**WHAT YOU SHOULD DO:**
Extract each line where the string "stationnement" shows up.

**RECORDS SHOWN:**

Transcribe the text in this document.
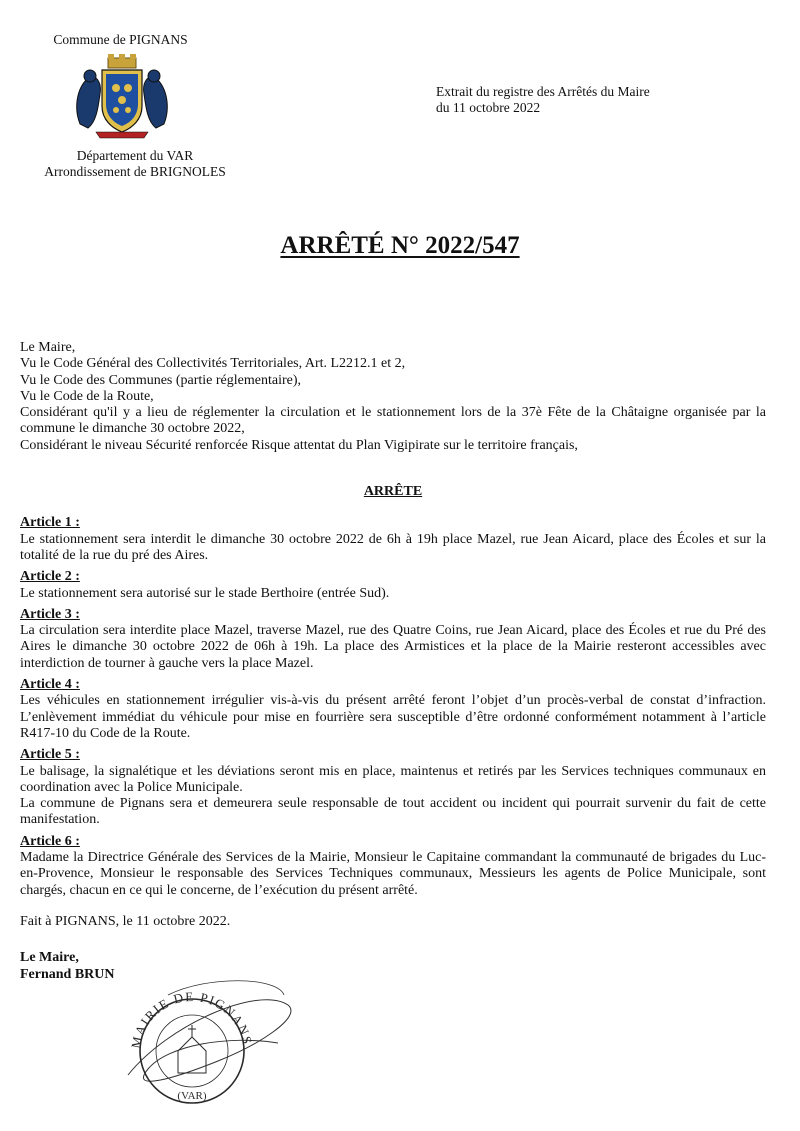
Commune de PIGNANS
Département du VAR
Arrondissement de BRIGNOLES
Extrait du registre des Arrêtés du Maire
du 11 octobre 2022
ARRÊTÉ N° 2022/547

Le Maire,

Vu le Code Général des Collectivités Territoriales, Art. L2212.1 et 2,

Vu le Code des Communes (partie réglementaire),

Vu le Code de la Route,

Considérant qu'il y a lieu de réglementer la circulation et le stationnement lors de la 37è Fête de la Châtaigne organisée par la commune le dimanche 30 octobre 2022,

Considérant le niveau Sécurité renforcée Risque attentat du Plan Vigipirate sur le territoire français,

ARRÊTE

Article 1 :

Le stationnement sera interdit le dimanche 30 octobre 2022 de 6h à 19h place Mazel, rue Jean Aicard, place des Écoles et sur la totalité de la rue du pré des Aires.

Article 2 :

Le stationnement sera autorisé sur le stade Berthoire (entrée Sud).

Article 3 :

La circulation sera interdite place Mazel, traverse Mazel, rue des Quatre Coins, rue Jean Aicard, place des Écoles et rue du Pré des Aires le dimanche 30 octobre 2022 de 06h à 19h. La place des Armistices et la place de la Mairie resteront accessibles avec interdiction de tourner à gauche vers la place Mazel.

Article 4 :

Les véhicules en stationnement irrégulier vis-à-vis du présent arrêté feront l’objet d’un procès-verbal de constat d’infraction. L’enlèvement immédiat du véhicule pour mise en fourrière sera susceptible d’être ordonné conformément notamment à l’article R417-10 du Code de la Route.

Article 5 :

Le balisage, la signalétique et les déviations seront mis en place, maintenus et retirés par les Services techniques communaux en coordination avec la Police Municipale.

La commune de Pignans sera et demeurera seule responsable de tout accident ou incident qui pourrait survenir du fait de cette manifestation.

Article 6 :

Madame la Directrice Générale des Services de la Mairie, Monsieur le Capitaine commandant la communauté de brigades du Luc-en-Provence, Monsieur le responsable des Services Techniques communaux, Messieurs les agents de Police Municipale, sont chargés, chacun en ce qui le concerne, de l’exécution du présent arrêté.

Fait à PIGNANS, le 11 octobre 2022.

Le Maire,

Fernand BRUN

MAIRIE DE PIGNANS
(VAR)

**RESULT FOR THIS EXERCISE:**
Considérant qu'il y a lieu de réglementer la circulation et le stationnement lors de la 37è Fête de la Châtaigne organisée par la commune le dimanche 30 octobre 2022,
Le stationnement sera interdit le dimanche 30 octobre 2022 de 6h à 19h place Mazel, rue Jean Aicard, place des Écoles et sur la totalité de la rue du pré des Aires.
Le stationnement sera autorisé sur le stade Berthoire (entrée Sud).
Les véhicules en stationnement irrégulier vis-à-vis du présent arrêté feront l’objet d’un procès-verbal de constat d’infraction. L’enlèvement immédiat du véhicule pour mise en fourrière sera susceptible d’être ordonné conformément notamment à l’article R417-10 du Code de la Route.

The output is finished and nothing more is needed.